>> START Material supplied
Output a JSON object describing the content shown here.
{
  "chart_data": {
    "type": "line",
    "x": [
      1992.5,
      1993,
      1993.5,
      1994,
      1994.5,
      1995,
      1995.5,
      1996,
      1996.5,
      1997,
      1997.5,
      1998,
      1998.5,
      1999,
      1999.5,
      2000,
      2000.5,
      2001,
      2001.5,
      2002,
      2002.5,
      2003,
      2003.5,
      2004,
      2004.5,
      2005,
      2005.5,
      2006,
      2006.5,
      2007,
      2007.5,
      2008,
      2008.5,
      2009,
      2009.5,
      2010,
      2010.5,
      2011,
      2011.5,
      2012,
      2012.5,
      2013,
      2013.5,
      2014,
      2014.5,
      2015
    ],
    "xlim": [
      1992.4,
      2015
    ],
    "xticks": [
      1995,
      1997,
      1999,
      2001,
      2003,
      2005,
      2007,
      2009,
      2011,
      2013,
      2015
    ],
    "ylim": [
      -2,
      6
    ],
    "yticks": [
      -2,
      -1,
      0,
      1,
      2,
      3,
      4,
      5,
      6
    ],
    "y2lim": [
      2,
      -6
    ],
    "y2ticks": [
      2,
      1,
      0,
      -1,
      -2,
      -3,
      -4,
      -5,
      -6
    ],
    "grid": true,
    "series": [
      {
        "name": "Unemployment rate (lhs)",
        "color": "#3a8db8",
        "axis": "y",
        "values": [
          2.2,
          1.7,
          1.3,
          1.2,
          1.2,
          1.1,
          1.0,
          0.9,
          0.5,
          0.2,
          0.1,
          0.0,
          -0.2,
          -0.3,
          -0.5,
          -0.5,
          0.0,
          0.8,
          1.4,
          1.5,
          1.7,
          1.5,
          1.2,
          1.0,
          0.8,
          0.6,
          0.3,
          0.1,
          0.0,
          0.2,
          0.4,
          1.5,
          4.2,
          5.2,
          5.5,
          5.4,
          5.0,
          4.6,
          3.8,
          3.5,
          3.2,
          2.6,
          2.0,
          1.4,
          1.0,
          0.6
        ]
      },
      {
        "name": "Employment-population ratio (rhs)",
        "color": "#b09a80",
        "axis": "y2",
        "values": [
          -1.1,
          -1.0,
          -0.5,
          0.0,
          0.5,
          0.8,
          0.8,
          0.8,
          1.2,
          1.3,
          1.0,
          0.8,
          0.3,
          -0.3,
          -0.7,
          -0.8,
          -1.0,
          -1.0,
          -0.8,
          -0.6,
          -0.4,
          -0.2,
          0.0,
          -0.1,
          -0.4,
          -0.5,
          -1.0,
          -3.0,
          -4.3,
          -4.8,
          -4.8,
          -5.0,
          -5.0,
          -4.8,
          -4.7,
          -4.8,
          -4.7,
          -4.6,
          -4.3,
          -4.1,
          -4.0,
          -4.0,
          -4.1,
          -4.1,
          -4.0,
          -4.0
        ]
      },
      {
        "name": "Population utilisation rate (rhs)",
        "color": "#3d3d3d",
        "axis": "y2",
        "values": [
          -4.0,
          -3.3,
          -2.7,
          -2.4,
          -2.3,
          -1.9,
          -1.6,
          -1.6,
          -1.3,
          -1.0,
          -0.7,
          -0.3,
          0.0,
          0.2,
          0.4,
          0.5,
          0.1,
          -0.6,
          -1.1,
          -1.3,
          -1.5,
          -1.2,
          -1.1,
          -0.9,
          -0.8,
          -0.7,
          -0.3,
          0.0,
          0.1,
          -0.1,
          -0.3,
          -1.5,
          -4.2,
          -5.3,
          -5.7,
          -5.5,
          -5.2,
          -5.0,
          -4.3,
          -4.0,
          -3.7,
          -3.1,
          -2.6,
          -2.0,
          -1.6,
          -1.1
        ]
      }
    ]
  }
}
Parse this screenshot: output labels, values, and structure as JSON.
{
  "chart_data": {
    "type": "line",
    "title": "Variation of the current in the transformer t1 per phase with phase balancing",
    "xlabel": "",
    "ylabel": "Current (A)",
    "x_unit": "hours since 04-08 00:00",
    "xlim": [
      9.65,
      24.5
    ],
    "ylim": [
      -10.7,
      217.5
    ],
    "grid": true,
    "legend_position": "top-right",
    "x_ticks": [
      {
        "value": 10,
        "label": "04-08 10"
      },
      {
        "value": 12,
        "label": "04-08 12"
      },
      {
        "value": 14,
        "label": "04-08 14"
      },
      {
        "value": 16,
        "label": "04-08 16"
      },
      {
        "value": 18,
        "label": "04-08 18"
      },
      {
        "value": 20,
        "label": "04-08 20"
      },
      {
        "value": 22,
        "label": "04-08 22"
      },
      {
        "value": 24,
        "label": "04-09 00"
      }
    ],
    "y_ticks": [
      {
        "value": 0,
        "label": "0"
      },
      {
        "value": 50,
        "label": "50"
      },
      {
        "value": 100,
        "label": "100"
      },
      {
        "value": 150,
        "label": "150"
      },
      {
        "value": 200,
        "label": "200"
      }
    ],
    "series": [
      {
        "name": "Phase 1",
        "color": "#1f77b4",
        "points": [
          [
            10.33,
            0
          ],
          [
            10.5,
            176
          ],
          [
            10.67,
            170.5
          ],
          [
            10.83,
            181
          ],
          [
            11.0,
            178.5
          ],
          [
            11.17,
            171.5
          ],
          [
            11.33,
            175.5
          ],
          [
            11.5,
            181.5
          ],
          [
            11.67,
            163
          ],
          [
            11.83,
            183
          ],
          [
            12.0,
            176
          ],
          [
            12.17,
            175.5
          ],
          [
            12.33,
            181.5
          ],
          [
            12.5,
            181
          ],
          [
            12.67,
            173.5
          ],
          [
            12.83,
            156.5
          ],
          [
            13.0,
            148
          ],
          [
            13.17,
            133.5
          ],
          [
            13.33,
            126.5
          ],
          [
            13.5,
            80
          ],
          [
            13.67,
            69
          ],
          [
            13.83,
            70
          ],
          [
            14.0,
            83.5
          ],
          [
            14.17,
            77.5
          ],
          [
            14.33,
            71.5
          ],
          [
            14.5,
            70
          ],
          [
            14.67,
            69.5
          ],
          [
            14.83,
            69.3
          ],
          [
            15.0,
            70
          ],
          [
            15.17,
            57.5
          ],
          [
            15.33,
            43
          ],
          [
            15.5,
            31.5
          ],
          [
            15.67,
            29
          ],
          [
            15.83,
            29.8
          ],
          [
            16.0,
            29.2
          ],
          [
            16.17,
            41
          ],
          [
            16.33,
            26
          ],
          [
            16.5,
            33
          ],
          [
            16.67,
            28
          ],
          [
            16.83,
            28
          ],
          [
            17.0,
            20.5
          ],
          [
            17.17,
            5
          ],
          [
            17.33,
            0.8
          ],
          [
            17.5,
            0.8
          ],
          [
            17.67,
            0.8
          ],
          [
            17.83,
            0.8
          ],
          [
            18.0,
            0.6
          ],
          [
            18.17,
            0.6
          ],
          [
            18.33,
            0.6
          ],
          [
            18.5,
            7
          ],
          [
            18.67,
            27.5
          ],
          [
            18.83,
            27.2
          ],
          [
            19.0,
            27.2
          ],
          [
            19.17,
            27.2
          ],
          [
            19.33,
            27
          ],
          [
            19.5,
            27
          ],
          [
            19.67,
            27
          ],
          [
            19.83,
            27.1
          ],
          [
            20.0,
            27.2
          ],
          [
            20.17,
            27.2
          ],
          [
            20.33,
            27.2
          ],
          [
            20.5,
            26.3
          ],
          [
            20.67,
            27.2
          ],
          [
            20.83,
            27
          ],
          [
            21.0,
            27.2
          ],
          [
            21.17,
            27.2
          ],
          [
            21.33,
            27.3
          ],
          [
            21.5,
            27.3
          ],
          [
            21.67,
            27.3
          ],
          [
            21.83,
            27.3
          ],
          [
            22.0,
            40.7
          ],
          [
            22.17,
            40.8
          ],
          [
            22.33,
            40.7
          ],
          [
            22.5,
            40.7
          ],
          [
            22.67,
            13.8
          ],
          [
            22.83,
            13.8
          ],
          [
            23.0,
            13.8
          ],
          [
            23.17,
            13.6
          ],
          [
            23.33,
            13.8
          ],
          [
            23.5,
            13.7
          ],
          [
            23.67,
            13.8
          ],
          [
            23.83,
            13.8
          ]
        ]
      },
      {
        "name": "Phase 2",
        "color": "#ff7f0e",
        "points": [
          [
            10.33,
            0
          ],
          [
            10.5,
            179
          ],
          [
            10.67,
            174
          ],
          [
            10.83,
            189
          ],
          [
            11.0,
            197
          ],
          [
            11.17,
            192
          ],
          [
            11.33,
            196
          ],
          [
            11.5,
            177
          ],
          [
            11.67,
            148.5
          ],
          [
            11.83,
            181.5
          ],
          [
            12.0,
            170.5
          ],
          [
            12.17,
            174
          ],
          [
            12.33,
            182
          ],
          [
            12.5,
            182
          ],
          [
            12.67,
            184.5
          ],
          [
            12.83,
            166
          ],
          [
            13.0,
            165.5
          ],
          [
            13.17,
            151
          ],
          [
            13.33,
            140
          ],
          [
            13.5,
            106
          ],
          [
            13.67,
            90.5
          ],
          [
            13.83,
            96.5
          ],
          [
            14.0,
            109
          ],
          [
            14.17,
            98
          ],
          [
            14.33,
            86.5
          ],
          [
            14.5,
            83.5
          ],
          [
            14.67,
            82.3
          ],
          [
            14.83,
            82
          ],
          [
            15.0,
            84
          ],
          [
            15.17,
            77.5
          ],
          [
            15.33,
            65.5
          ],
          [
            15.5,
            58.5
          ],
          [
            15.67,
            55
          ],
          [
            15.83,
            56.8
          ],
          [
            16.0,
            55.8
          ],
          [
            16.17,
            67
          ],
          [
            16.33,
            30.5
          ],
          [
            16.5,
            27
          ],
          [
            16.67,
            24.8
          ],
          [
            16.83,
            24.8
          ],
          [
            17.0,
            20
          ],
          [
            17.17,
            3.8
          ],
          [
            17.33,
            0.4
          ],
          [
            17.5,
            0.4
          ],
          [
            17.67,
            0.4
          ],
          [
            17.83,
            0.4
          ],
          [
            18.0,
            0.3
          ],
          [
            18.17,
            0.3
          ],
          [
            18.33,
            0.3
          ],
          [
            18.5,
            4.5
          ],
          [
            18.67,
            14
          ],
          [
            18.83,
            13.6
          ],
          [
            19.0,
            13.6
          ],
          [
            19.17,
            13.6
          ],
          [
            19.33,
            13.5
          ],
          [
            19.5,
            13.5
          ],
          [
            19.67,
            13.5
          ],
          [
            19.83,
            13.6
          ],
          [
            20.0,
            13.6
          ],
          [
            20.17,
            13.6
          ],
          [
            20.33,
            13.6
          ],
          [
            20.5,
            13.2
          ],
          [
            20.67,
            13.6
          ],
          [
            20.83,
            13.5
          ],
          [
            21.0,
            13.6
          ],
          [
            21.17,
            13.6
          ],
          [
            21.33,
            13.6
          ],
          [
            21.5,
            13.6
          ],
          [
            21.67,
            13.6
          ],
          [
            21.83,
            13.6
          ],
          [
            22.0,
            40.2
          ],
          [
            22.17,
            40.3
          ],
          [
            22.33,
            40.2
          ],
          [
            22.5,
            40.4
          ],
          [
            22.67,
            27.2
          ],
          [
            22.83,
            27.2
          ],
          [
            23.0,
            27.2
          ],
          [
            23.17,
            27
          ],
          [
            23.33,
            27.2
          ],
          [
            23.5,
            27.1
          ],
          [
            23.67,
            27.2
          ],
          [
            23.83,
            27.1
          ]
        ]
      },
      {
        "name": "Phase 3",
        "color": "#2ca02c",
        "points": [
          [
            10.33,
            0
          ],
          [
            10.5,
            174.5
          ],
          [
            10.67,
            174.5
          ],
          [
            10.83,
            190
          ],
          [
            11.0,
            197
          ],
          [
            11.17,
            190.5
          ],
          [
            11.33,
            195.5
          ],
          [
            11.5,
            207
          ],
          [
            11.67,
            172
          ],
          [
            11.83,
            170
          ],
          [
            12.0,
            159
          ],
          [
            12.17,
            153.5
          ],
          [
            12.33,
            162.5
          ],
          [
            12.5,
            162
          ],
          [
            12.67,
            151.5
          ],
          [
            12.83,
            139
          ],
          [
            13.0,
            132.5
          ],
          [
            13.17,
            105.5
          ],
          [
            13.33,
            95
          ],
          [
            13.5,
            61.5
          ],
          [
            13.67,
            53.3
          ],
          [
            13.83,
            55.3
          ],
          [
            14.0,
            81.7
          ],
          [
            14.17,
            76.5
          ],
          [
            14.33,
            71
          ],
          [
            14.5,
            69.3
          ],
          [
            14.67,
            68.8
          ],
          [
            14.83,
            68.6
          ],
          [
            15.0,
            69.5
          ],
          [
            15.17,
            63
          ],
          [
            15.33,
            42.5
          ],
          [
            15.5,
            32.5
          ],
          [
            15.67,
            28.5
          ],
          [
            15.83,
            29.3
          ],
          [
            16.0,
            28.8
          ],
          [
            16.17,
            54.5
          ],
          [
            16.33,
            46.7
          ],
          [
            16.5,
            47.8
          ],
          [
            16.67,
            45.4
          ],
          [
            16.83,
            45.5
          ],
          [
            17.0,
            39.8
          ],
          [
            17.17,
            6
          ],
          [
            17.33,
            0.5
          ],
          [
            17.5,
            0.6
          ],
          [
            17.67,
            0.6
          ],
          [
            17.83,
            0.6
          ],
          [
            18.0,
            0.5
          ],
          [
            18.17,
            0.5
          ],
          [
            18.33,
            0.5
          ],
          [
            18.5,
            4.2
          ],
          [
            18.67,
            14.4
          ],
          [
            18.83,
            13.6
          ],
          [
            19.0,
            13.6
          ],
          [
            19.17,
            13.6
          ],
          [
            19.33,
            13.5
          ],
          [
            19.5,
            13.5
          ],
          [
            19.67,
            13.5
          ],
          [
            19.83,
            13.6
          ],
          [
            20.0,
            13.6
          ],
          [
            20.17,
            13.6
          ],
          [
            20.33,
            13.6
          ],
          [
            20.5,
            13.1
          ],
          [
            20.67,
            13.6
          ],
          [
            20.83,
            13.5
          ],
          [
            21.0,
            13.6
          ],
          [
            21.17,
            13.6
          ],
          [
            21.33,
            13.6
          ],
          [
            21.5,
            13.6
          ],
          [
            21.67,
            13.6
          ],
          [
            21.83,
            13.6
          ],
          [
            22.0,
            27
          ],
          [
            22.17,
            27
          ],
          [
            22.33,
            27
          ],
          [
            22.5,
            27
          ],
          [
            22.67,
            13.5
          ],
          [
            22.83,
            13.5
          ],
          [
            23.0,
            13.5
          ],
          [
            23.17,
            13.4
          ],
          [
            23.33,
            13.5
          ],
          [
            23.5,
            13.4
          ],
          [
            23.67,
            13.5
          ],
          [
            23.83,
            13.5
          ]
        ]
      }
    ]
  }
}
>> END Material supplied
*Stated goal:*
Every line that holds the string "color" should be returned.

*The response:*
        "color": "#3a8db8",
        "color": "#b09a80",
        "color": "#3d3d3d",
        "color": "#1f77b4",
        "color": "#ff7f0e",
        "color": "#2ca02c",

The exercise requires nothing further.